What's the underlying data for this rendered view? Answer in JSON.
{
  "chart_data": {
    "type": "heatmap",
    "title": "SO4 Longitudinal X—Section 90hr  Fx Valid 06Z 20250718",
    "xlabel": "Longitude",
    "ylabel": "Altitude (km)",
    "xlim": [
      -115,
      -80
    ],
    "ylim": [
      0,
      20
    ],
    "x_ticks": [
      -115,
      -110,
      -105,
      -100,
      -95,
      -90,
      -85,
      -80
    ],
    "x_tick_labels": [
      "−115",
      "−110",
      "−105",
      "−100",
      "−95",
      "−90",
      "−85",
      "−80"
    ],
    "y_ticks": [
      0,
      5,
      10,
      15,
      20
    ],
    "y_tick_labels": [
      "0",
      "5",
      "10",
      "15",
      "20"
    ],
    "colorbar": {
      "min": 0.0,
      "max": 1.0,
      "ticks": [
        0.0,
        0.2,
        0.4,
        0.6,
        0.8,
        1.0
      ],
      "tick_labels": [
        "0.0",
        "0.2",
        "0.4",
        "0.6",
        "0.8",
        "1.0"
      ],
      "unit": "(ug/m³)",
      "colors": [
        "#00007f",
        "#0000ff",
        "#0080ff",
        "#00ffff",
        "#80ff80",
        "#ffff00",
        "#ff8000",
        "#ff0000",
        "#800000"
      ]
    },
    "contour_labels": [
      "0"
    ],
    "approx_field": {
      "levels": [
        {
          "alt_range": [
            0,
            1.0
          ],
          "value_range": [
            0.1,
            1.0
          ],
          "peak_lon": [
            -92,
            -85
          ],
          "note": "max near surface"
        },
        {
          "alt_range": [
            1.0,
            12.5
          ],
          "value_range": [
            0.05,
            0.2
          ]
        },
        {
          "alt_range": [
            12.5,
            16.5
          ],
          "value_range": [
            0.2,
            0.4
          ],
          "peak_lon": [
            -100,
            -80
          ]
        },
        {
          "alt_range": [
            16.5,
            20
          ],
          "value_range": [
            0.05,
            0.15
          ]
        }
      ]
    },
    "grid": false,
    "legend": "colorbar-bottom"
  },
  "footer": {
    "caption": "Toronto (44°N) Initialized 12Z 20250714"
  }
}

# [Written exercise]
The records above must be repeated exactly, every one of them.

# [Task solution]
What's the underlying data for this rendered view? Answer in JSON.
{
  "chart_data": {
    "type": "heatmap",
    "title": "SO4 Longitudinal X—Section 90hr  Fx Valid 06Z 20250718",
    "xlabel": "Longitude",
    "ylabel": "Altitude (km)",
    "xlim": [
      -115,
      -80
    ],
    "ylim": [
      0,
      20
    ],
    "x_ticks": [
      -115,
      -110,
      -105,
      -100,
      -95,
      -90,
      -85,
      -80
    ],
    "x_tick_labels": [
      "−115",
      "−110",
      "−105",
      "−100",
      "−95",
      "−90",
      "−85",
      "−80"
    ],
    "y_ticks": [
      0,
      5,
      10,
      15,
      20
    ],
    "y_tick_labels": [
      "0",
      "5",
      "10",
      "15",
      "20"
    ],
    "colorbar": {
      "min": 0.0,
      "max": 1.0,
      "ticks": [
        0.0,
        0.2,
        0.4,
        0.6,
        0.8,
        1.0
      ],
      "tick_labels": [
        "0.0",
        "0.2",
        "0.4",
        "0.6",
        "0.8",
        "1.0"
      ],
      "unit": "(ug/m³)",
      "colors": [
        "#00007f",
        "#0000ff",
        "#0080ff",
        "#00ffff",
        "#80ff80",
        "#ffff00",
        "#ff8000",
        "#ff0000",
        "#800000"
      ]
    },
    "contour_labels": [
      "0"
    ],
    "approx_field": {
      "levels": [
        {
          "alt_range": [
            0,
            1.0
          ],
          "value_range": [
            0.1,
            1.0
          ],
          "peak_lon": [
            -92,
            -85
          ],
          "note": "max near surface"
        },
        {
          "alt_range": [
            1.0,
            12.5
          ],
          "value_range": [
            0.05,
            0.2
          ]
        },
        {
          "alt_range": [
            12.5,
            16.5
          ],
          "value_range": [
            0.2,
            0.4
          ],
          "peak_lon": [
            -100,
            -80
          ]
        },
        {
          "alt_range": [
            16.5,
            20
          ],
          "value_range": [
            0.05,
            0.15
          ]
        }
      ]
    },
    "grid": false,
    "legend": "colorbar-bottom"
  },
  "footer": {
    "caption": "Toronto (44°N) Initialized 12Z 20250714"
  }
}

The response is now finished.